[What is needed] Collect each line containing "level".

[The data]

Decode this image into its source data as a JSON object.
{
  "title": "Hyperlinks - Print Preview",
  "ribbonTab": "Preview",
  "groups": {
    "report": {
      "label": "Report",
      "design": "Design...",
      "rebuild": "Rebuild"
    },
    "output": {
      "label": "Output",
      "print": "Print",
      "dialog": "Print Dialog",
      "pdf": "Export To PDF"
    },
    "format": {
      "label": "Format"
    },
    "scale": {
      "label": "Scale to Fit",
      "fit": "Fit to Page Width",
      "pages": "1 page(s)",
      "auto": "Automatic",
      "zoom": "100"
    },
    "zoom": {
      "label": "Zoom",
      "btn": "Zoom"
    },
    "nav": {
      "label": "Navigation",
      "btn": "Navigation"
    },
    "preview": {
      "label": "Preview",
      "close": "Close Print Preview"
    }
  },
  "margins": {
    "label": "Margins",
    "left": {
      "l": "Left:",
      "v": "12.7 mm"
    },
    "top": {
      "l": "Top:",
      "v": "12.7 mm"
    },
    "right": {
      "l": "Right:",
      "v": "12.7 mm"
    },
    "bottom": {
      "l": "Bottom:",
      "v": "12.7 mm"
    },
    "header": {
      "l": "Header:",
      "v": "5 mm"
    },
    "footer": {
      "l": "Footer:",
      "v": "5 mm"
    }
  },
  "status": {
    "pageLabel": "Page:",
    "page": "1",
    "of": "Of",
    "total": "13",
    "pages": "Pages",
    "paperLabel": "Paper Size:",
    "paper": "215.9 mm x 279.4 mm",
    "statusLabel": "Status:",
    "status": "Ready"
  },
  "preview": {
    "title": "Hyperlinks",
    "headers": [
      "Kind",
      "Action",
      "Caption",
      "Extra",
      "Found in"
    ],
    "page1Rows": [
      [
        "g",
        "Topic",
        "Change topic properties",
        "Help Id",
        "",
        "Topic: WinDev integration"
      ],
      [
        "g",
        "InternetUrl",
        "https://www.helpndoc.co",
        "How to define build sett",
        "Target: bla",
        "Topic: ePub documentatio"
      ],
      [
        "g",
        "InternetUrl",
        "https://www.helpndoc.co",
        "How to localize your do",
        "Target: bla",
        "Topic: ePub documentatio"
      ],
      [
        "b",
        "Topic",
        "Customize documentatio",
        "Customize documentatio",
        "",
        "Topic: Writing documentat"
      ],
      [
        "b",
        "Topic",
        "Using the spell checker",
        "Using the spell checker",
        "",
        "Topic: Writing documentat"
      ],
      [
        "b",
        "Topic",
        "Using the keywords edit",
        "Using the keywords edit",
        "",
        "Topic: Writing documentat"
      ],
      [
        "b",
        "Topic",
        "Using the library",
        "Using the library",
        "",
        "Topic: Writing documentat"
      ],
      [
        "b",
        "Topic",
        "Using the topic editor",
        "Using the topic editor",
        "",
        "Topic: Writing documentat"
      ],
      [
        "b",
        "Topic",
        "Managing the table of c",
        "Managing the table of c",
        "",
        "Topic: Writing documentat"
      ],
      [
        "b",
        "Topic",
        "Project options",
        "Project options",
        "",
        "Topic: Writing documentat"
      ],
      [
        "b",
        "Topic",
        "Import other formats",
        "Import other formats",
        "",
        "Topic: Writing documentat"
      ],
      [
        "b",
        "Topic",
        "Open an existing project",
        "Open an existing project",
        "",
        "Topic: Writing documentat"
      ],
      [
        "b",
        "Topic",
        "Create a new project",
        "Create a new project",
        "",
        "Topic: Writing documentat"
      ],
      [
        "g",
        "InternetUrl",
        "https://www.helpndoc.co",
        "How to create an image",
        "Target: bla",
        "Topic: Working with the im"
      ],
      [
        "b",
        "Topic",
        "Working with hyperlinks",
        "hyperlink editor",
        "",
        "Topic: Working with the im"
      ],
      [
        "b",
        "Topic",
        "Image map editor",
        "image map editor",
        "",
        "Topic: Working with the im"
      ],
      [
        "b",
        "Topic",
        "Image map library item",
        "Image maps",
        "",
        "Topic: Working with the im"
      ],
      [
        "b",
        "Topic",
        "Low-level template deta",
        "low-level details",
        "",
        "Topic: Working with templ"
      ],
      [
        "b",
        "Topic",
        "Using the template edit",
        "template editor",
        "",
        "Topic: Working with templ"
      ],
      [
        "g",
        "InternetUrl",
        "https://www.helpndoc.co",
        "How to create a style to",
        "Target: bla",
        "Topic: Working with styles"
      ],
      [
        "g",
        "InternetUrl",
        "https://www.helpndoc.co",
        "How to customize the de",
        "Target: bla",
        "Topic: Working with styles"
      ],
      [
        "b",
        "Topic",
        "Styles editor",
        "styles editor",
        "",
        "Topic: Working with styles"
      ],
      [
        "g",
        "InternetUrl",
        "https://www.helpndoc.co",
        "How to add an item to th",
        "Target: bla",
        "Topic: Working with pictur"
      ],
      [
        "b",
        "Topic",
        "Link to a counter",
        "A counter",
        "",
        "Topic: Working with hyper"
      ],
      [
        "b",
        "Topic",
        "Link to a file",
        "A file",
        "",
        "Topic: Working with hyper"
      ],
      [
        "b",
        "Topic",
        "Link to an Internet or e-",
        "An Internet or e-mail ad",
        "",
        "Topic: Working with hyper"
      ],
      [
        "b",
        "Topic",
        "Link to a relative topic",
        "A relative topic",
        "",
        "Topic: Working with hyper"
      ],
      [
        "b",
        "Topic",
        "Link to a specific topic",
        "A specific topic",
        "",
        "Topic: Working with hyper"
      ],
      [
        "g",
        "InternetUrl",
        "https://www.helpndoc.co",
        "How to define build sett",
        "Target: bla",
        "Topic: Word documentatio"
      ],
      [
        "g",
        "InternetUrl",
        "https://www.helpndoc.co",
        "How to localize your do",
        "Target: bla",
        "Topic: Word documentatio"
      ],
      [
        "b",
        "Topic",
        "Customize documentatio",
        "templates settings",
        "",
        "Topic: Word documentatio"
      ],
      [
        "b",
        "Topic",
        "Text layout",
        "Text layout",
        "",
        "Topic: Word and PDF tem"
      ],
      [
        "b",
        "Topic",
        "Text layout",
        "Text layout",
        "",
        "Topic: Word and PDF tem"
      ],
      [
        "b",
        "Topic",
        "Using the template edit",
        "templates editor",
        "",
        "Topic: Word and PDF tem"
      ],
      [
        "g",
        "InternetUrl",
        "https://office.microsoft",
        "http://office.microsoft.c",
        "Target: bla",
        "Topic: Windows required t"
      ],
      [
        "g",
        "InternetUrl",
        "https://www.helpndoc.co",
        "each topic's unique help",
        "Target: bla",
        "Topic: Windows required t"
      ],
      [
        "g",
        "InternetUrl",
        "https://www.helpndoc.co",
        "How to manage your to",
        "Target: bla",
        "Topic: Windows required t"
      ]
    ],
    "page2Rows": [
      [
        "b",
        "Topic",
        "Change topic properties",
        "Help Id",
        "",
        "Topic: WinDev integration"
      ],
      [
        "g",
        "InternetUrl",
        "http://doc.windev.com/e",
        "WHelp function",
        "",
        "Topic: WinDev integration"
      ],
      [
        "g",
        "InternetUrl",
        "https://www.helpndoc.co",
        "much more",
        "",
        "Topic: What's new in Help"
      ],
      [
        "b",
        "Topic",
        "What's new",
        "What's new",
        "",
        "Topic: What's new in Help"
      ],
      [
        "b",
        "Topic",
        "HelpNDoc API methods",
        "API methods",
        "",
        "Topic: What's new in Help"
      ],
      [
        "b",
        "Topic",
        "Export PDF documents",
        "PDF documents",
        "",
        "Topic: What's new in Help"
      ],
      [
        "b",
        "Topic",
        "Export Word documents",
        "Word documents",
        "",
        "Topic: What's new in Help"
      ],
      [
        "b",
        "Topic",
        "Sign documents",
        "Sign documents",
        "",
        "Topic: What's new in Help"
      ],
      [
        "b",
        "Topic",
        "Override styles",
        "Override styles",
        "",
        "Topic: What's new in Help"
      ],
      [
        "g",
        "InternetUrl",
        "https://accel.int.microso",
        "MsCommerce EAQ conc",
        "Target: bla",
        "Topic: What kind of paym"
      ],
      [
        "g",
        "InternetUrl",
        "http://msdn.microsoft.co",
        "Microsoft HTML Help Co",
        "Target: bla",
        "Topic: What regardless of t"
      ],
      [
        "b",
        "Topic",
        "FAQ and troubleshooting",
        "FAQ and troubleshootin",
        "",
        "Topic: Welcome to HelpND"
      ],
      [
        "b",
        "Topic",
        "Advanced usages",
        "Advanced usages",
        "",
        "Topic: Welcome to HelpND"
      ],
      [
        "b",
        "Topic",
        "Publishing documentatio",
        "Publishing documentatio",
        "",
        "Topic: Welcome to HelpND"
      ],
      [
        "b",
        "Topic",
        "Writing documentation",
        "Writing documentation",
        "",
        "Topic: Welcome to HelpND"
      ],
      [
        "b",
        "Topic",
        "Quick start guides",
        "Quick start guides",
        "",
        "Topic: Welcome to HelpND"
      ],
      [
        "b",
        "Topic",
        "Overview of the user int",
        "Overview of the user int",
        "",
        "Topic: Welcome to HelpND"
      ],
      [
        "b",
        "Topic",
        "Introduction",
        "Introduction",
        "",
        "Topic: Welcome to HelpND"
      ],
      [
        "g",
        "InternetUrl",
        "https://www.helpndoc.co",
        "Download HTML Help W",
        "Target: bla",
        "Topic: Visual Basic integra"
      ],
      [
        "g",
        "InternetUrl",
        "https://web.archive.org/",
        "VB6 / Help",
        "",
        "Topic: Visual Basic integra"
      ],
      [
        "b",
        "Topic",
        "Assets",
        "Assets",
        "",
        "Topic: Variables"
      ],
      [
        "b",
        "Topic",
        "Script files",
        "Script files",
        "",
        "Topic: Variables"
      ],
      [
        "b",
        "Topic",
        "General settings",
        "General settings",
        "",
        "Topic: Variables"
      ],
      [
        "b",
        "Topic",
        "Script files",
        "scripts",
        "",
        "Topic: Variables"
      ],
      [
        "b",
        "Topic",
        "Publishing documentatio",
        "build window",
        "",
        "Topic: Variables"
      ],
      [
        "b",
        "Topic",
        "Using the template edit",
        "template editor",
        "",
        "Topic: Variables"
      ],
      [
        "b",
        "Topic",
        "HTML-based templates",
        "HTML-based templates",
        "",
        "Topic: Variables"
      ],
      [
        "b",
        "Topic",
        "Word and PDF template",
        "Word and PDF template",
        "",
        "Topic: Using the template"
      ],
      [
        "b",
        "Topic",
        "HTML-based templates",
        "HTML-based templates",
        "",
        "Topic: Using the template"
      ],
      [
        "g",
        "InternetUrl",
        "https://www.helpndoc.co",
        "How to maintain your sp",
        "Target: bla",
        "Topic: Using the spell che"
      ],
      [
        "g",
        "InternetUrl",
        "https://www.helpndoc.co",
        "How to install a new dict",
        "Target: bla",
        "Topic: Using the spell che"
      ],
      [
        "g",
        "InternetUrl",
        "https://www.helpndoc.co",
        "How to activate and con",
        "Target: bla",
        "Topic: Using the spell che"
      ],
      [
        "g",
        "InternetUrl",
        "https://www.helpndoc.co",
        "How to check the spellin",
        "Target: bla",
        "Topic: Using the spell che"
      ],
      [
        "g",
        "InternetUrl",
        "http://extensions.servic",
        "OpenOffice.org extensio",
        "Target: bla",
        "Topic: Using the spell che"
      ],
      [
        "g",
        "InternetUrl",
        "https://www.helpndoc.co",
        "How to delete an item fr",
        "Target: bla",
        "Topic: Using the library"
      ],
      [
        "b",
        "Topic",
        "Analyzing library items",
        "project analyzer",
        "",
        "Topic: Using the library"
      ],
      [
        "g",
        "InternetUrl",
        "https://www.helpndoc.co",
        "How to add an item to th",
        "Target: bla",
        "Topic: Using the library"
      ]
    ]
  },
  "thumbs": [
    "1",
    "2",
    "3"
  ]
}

[Exercise solution]
        "Low-level template deta",
        "low-level details",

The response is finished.